MATERIAL PROVIDED:
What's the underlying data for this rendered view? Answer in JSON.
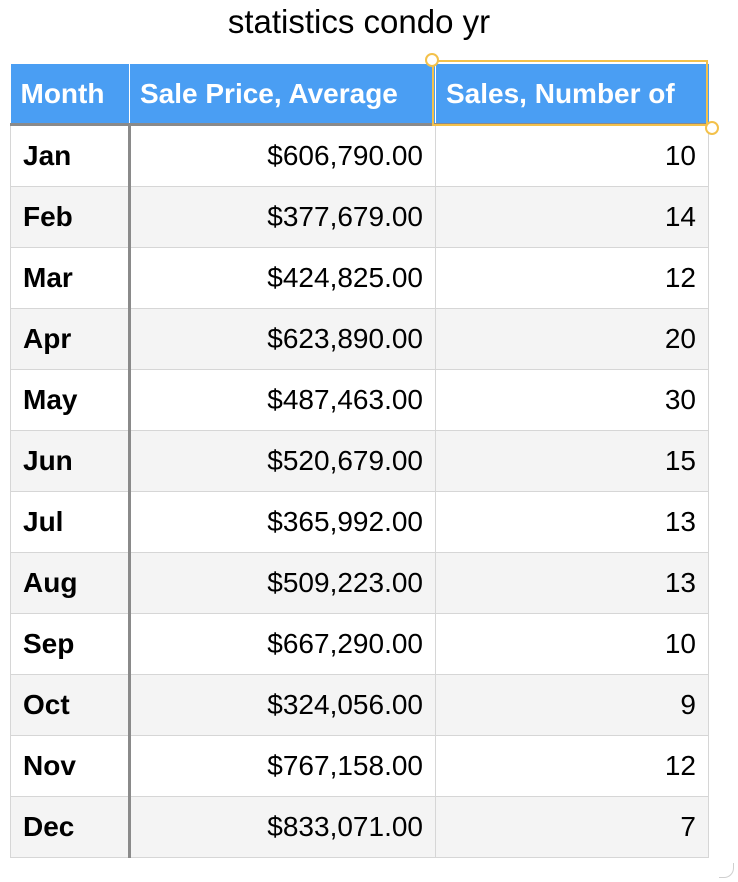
{
  "title": "statistics condo yr",
  "table": {
    "headers": [
      "Month",
      "Sale Price, Average",
      "Sales, Number of"
    ],
    "rows": [
      {
        "month": "Jan",
        "price": "$606,790.00",
        "count": "10"
      },
      {
        "month": "Feb",
        "price": "$377,679.00",
        "count": "14"
      },
      {
        "month": "Mar",
        "price": "$424,825.00",
        "count": "12"
      },
      {
        "month": "Apr",
        "price": "$623,890.00",
        "count": "20"
      },
      {
        "month": "May",
        "price": "$487,463.00",
        "count": "30"
      },
      {
        "month": "Jun",
        "price": "$520,679.00",
        "count": "15"
      },
      {
        "month": "Jul",
        "price": "$365,992.00",
        "count": "13"
      },
      {
        "month": "Aug",
        "price": "$509,223.00",
        "count": "13"
      },
      {
        "month": "Sep",
        "price": "$667,290.00",
        "count": "10"
      },
      {
        "month": "Oct",
        "price": "$324,056.00",
        "count": "9"
      },
      {
        "month": "Nov",
        "price": "$767,158.00",
        "count": "12"
      },
      {
        "month": "Dec",
        "price": "$833,071.00",
        "count": "7"
      }
    ],
    "selected_column": "Sales, Number of"
  },
  "colors": {
    "header_bg": "#4a9ef3",
    "header_text": "#ffffff",
    "selection": "#f3c14b",
    "alt_row": "#f4f4f4"
  }
}
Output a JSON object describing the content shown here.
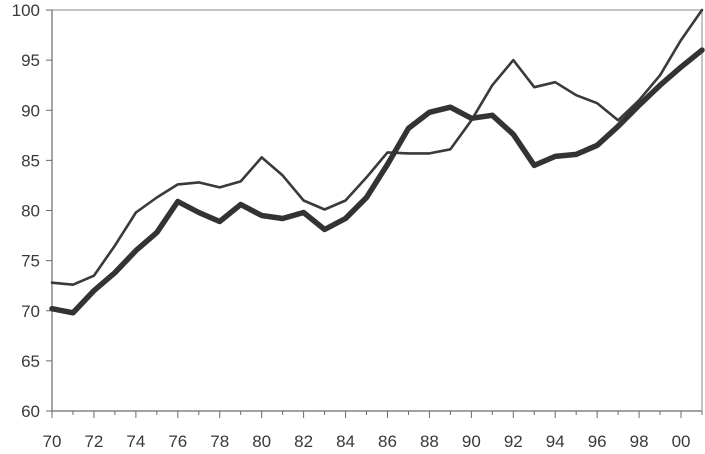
{
  "chart_data": {
    "type": "line",
    "title": "",
    "xlabel": "",
    "ylabel": "",
    "x": [
      1970,
      1971,
      1972,
      1973,
      1974,
      1975,
      1976,
      1977,
      1978,
      1979,
      1980,
      1981,
      1982,
      1983,
      1984,
      1985,
      1986,
      1987,
      1988,
      1989,
      1990,
      1991,
      1992,
      1993,
      1994,
      1995,
      1996,
      1997,
      1998,
      1999,
      2000,
      2001
    ],
    "xlim": [
      1970,
      2001
    ],
    "ylim": [
      60,
      100
    ],
    "x_tick_values": [
      1970,
      1972,
      1974,
      1976,
      1978,
      1980,
      1982,
      1984,
      1986,
      1988,
      1990,
      1992,
      1994,
      1996,
      1998,
      2000
    ],
    "x_tick_labels": [
      "70",
      "72",
      "74",
      "76",
      "78",
      "80",
      "82",
      "84",
      "86",
      "88",
      "90",
      "92",
      "94",
      "96",
      "98",
      "00"
    ],
    "y_tick_values": [
      60,
      65,
      70,
      75,
      80,
      85,
      90,
      95,
      100
    ],
    "y_tick_labels": [
      "60",
      "65",
      "70",
      "75",
      "80",
      "85",
      "90",
      "95",
      "100"
    ],
    "grid": false,
    "legend": "none",
    "series": [
      {
        "style": "thin",
        "color": "#3a3a3a",
        "values": [
          72.8,
          72.6,
          73.5,
          76.5,
          79.8,
          81.3,
          82.6,
          82.8,
          82.3,
          82.9,
          85.3,
          83.5,
          81.0,
          80.1,
          81.0,
          83.3,
          85.8,
          85.7,
          85.7,
          86.1,
          89.0,
          92.5,
          95.0,
          92.3,
          92.8,
          91.5,
          90.7,
          89.0,
          91.0,
          93.5,
          97.0,
          100.0
        ]
      },
      {
        "style": "thick",
        "color": "#333333",
        "values": [
          70.2,
          69.8,
          72.0,
          73.8,
          76.0,
          77.8,
          80.9,
          79.8,
          78.9,
          80.6,
          79.5,
          79.2,
          79.8,
          78.1,
          79.2,
          81.3,
          84.6,
          88.2,
          89.8,
          90.3,
          89.2,
          89.5,
          87.6,
          84.5,
          85.4,
          85.6,
          86.5,
          88.4,
          90.5,
          92.5,
          94.3,
          96.0
        ]
      }
    ]
  }
}
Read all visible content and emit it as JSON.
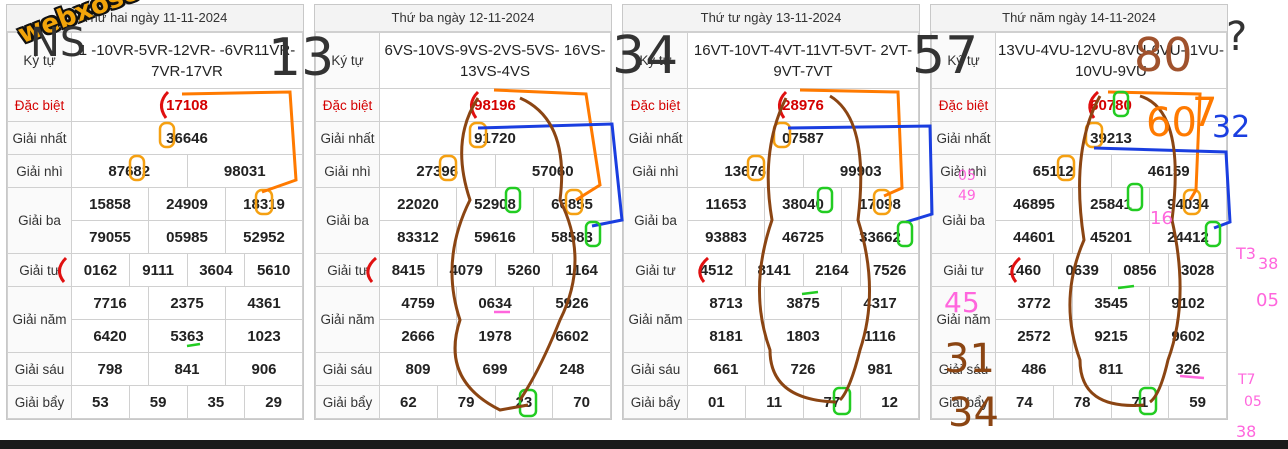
{
  "labels": {
    "ky_tu": "Ký tự",
    "dac_biet": "Đặc biệt",
    "giai_nhat": "Giải nhất",
    "giai_nhi": "Giải nhì",
    "giai_ba": "Giải ba",
    "giai_tu": "Giải tư",
    "giai_nam": "Giải năm",
    "giai_sau": "Giải sáu",
    "giai_bay": "Giải bẩy"
  },
  "panels": [
    {
      "date": "Thứ hai ngày 11-11-2024",
      "ky_tu": "1 -10VR-5VR-12VR- -6VR11VR-7VR-17VR",
      "dac_biet": "17108",
      "giai_nhat": "36646",
      "giai_nhi": [
        "87682",
        "98031"
      ],
      "giai_ba": [
        [
          "15858",
          "24909",
          "18319"
        ],
        [
          "79055",
          "05985",
          "52952"
        ]
      ],
      "giai_tu": [
        "0162",
        "9111",
        "3604",
        "5610"
      ],
      "giai_nam": [
        [
          "7716",
          "2375",
          "4361"
        ],
        [
          "6420",
          "5363",
          "1023"
        ]
      ],
      "giai_sau": [
        "798",
        "841",
        "906"
      ],
      "giai_bay": [
        "53",
        "59",
        "35",
        "29"
      ]
    },
    {
      "date": "Thứ ba ngày 12-11-2024",
      "ky_tu": "6VS-10VS-9VS-2VS-5VS- 16VS-13VS-4VS",
      "dac_biet": "98196",
      "giai_nhat": "91720",
      "giai_nhi": [
        "27396",
        "57060"
      ],
      "giai_ba": [
        [
          "22020",
          "52908",
          "66855"
        ],
        [
          "83312",
          "59616",
          "58583"
        ]
      ],
      "giai_tu": [
        "8415",
        "4079",
        "5260",
        "1164"
      ],
      "giai_nam": [
        [
          "4759",
          "0634",
          "5926"
        ],
        [
          "2666",
          "1978",
          "6602"
        ]
      ],
      "giai_sau": [
        "809",
        "699",
        "248"
      ],
      "giai_bay": [
        "62",
        "79",
        "23",
        "70"
      ]
    },
    {
      "date": "Thứ tư ngày 13-11-2024",
      "ky_tu": "16VT-10VT-4VT-11VT-5VT- 2VT-9VT-7VT",
      "dac_biet": "28976",
      "giai_nhat": "07587",
      "giai_nhi": [
        "13676",
        "99903"
      ],
      "giai_ba": [
        [
          "11653",
          "38040",
          "17098"
        ],
        [
          "93883",
          "46725",
          "33662"
        ]
      ],
      "giai_tu": [
        "4512",
        "8141",
        "2164",
        "7526"
      ],
      "giai_nam": [
        [
          "8713",
          "3875",
          "4317"
        ],
        [
          "8181",
          "1803",
          "1116"
        ]
      ],
      "giai_sau": [
        "661",
        "726",
        "981"
      ],
      "giai_bay": [
        "01",
        "11",
        "77",
        "12"
      ]
    },
    {
      "date": "Thứ năm ngày 14-11-2024",
      "ky_tu": "13VU-4VU-12VU-8VU-6VU- 1VU-10VU-9VU",
      "dac_biet": "60780",
      "giai_nhat": "39213",
      "giai_nhi": [
        "65112",
        "46159"
      ],
      "giai_ba": [
        [
          "46895",
          "25841",
          "94034"
        ],
        [
          "44601",
          "45201",
          "24412"
        ]
      ],
      "giai_tu": [
        "1460",
        "0639",
        "0856",
        "3028"
      ],
      "giai_nam": [
        [
          "3772",
          "3545",
          "9102"
        ],
        [
          "2572",
          "9215",
          "9602"
        ]
      ],
      "giai_sau": [
        "486",
        "811",
        "326"
      ],
      "giai_bay": [
        "74",
        "78",
        "71",
        "59"
      ]
    }
  ],
  "watermark": "webxoso.net",
  "annotations": {
    "ns": "NS",
    "n13": "13",
    "n34": "34",
    "n57": "57",
    "q": "?",
    "n80": "80",
    "n60": "60",
    "n7": "7",
    "n32": "32",
    "n05": "05",
    "n49": "49",
    "n16": "16",
    "t3": "T3",
    "n38a": "38",
    "n05b": "05",
    "n45": "45",
    "n31": "31",
    "n34b": "34",
    "t7": "T7",
    "n05c": "05",
    "n38b": "38"
  },
  "colors": {
    "red_label": "#d40000",
    "watermark": "#f2a40a",
    "pen_red": "#e01010",
    "pen_orange": "#ff7a00",
    "pen_blue": "#1a3ee0",
    "pen_green": "#22cc22",
    "pen_brown": "#8b4513",
    "pen_pink": "#ff66dd",
    "pen_dark": "#333333"
  }
}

TASK DETAILS: From the data above, copy out every line with the string "count" in it.

RESULT FOR THIS EXERCISE:
        "count": "10"
        "count": "14"
        "count": "12"
        "count": "20"
        "count": "30"
        "count": "15"
        "count": "13"
        "count": "13"
        "count": "10"
        "count": "9"
        "count": "12"
        "count": "7"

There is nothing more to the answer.